* _PROMPT_
Transcribe every record that appears below, exactly and in full.

* _DATA SECTION_
• • • •

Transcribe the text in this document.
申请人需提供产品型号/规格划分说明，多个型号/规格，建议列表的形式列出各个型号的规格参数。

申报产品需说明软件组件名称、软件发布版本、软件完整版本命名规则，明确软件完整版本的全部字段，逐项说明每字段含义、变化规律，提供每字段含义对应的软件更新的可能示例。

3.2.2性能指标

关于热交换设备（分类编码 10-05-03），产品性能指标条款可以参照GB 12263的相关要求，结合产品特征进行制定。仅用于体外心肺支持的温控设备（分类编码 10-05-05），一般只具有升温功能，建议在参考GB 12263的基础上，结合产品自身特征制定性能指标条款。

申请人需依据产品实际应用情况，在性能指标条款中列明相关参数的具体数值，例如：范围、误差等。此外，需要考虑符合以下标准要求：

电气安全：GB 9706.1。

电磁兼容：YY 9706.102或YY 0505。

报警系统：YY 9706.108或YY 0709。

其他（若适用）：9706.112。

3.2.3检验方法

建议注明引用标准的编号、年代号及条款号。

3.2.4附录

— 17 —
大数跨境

• • • •

* _WRITTEN RESPONSE_
Transcribe the text in this document.
申请人需提供产品型号/规格划分说明，多个型号/规格，建议列表的形式列出各个型号的规格参数。

申报产品需说明软件组件名称、软件发布版本、软件完整版本命名规则，明确软件完整版本的全部字段，逐项说明每字段含义、变化规律，提供每字段含义对应的软件更新的可能示例。

3.2.2性能指标

关于热交换设备（分类编码 10-05-03），产品性能指标条款可以参照GB 12263的相关要求，结合产品特征进行制定。仅用于体外心肺支持的温控设备（分类编码 10-05-05），一般只具有升温功能，建议在参考GB 12263的基础上，结合产品自身特征制定性能指标条款。

申请人需依据产品实际应用情况，在性能指标条款中列明相关参数的具体数值，例如：范围、误差等。此外，需要考虑符合以下标准要求：

电气安全：GB 9706.1。

电磁兼容：YY 9706.102或YY 0505。

报警系统：YY 9706.108或YY 0709。

其他（若适用）：9706.112。

3.2.3检验方法

建议注明引用标准的编号、年代号及条款号。

3.2.4附录

— 17 —
大数跨境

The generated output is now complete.